Exactly as given, write out the lines from the one containing "Extract the structured" through the end of the listing, with both ends included and nothing else.

- - -

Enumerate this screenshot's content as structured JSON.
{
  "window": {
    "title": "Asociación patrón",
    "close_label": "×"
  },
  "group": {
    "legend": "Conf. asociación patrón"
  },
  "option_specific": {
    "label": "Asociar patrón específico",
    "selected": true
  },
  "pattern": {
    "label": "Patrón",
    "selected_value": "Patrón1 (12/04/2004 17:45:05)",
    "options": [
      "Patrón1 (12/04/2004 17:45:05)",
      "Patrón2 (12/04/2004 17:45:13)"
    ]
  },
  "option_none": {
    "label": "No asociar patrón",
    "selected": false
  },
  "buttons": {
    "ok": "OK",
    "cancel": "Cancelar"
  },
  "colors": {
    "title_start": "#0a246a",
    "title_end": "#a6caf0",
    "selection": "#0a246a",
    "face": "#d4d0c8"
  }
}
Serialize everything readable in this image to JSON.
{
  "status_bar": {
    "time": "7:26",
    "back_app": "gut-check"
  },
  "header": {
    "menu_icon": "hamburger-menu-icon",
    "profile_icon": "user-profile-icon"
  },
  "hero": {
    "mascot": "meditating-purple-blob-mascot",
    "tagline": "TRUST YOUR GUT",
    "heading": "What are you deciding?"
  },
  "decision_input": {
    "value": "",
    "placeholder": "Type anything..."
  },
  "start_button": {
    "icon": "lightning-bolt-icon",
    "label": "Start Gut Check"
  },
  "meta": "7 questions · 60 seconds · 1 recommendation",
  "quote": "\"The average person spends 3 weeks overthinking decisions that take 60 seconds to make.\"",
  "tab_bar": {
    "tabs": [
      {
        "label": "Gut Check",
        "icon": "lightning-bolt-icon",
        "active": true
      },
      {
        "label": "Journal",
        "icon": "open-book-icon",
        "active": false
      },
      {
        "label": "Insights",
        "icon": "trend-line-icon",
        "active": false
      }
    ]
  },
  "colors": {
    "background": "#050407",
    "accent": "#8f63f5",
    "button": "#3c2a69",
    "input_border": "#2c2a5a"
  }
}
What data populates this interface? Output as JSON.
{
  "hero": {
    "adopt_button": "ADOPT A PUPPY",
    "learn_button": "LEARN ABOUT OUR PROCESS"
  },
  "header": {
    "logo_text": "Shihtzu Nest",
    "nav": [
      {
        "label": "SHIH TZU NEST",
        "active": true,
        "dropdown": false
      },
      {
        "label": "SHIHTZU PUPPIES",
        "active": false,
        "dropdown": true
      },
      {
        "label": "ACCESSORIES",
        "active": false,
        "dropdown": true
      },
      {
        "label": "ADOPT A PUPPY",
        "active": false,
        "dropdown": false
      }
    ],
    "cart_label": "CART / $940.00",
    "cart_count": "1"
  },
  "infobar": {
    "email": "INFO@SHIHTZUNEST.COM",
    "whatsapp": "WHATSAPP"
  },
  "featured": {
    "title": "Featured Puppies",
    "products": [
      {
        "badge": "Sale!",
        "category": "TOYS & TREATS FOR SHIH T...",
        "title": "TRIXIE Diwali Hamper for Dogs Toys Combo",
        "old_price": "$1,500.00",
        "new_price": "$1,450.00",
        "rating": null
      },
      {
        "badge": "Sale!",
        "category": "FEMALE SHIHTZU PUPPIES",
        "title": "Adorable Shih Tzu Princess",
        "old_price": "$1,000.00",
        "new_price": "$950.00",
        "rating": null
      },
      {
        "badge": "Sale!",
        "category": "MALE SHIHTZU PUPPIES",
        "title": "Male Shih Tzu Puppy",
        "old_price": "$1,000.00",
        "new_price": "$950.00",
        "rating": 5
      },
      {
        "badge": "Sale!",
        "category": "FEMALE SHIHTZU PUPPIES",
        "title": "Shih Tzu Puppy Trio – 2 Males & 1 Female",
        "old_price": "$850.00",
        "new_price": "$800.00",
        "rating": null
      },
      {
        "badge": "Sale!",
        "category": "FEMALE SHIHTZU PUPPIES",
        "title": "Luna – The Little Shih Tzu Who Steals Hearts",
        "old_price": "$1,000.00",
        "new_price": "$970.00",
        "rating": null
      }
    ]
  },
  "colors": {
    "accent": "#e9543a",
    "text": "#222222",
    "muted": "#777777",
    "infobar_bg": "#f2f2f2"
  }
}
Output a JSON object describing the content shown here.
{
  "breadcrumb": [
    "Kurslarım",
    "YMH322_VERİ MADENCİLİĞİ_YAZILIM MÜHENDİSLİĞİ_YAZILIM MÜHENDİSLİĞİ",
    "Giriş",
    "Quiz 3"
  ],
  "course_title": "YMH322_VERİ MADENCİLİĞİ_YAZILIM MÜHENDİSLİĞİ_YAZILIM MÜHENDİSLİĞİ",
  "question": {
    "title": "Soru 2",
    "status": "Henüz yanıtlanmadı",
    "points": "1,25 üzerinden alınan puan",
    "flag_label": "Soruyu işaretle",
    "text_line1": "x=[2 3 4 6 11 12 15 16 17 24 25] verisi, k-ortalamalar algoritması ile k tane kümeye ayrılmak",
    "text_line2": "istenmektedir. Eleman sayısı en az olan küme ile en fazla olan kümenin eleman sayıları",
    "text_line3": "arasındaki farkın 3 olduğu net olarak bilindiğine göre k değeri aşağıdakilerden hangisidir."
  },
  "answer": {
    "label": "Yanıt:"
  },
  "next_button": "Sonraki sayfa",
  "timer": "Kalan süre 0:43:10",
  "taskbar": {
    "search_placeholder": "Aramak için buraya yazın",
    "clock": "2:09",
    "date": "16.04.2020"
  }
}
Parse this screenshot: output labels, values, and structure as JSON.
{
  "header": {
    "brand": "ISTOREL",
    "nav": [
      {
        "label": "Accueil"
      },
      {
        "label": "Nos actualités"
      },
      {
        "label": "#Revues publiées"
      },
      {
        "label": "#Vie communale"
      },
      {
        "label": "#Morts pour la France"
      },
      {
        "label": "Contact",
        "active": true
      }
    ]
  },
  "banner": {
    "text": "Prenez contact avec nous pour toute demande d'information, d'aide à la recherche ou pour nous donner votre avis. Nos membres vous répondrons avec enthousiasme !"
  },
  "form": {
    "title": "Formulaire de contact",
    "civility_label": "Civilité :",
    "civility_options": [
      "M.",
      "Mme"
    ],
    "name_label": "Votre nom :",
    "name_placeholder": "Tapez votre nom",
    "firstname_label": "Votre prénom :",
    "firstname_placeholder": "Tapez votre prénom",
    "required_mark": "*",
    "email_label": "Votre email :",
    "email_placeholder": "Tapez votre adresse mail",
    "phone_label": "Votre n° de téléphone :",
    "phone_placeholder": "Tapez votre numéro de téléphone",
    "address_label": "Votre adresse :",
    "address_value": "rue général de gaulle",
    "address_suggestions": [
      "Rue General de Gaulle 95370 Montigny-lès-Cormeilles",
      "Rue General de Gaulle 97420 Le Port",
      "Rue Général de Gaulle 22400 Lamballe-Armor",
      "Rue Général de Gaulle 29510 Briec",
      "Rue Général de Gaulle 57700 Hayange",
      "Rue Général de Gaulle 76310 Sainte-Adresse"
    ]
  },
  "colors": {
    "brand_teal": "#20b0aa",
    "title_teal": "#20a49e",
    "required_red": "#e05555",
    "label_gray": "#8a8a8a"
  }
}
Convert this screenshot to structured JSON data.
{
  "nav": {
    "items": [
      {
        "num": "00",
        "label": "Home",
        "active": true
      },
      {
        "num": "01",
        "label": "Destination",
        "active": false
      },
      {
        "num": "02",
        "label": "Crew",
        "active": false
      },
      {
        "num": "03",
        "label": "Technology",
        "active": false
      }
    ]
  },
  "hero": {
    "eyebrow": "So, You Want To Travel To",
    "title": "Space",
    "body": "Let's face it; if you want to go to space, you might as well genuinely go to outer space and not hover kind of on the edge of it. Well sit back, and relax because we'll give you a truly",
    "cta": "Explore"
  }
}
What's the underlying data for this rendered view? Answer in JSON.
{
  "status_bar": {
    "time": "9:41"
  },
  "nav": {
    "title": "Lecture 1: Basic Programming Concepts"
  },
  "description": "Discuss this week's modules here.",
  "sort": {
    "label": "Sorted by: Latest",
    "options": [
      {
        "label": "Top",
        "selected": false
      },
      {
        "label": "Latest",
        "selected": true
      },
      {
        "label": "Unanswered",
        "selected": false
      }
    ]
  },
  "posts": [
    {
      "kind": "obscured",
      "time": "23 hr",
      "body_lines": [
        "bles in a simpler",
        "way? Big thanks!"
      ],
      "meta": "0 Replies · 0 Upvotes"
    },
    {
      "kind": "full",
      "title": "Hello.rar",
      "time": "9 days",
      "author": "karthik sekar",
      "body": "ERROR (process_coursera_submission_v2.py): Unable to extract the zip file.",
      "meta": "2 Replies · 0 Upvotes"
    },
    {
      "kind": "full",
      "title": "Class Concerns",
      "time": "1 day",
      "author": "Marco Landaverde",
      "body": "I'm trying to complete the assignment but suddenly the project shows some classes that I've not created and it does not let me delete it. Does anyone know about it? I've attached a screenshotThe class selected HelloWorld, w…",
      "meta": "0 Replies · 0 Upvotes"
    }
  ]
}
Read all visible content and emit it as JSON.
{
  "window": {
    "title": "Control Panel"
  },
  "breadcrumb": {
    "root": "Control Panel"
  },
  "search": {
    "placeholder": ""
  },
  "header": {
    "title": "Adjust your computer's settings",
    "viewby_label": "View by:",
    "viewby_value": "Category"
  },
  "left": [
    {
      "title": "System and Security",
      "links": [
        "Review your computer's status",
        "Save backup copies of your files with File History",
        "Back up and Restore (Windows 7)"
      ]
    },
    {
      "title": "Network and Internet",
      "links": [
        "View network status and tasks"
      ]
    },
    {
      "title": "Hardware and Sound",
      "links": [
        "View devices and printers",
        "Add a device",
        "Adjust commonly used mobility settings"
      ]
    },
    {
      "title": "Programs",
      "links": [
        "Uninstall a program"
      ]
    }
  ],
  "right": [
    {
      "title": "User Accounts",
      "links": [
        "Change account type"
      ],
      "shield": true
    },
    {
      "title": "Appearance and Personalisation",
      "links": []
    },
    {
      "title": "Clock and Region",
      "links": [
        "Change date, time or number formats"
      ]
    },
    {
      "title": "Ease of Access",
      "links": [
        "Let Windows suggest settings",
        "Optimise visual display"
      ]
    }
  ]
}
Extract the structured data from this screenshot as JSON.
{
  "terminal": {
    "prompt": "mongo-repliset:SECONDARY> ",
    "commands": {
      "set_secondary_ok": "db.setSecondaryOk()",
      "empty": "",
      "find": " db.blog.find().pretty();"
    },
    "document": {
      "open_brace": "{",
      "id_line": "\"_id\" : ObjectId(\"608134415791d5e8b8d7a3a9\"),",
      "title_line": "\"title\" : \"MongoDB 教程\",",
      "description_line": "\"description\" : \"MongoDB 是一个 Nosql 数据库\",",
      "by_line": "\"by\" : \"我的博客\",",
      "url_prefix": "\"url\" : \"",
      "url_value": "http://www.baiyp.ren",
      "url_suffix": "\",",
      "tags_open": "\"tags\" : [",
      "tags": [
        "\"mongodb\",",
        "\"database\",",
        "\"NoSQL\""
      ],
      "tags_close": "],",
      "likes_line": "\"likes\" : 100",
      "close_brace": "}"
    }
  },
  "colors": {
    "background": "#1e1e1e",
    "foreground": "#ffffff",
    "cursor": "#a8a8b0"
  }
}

- - -

» Worked solution
Extract the structured data from this screenshot as JSON.
{
  "terminal": {
    "prompt": "mongo-repliset:SECONDARY> ",
    "commands": {
      "set_secondary_ok": "db.setSecondaryOk()",
      "empty": "",
      "find": " db.blog.find().pretty();"
    },
    "document": {
      "open_brace": "{",
      "id_line": "\"_id\" : ObjectId(\"608134415791d5e8b8d7a3a9\"),",
      "title_line": "\"title\" : \"MongoDB 教程\",",
      "description_line": "\"description\" : \"MongoDB 是一个 Nosql 数据库\",",
      "by_line": "\"by\" : \"我的博客\",",
      "url_prefix": "\"url\" : \"",
      "url_value": "http://www.baiyp.ren",
      "url_suffix": "\",",
      "tags_open": "\"tags\" : [",
      "tags": [
        "\"mongodb\",",
        "\"database\",",
        "\"NoSQL\""
      ],
      "tags_close": "],",
      "likes_line": "\"likes\" : 100",
      "close_brace": "}"
    }
  },
  "colors": {
    "background": "#1e1e1e",
    "foreground": "#ffffff",
    "cursor": "#a8a8b0"
  }
}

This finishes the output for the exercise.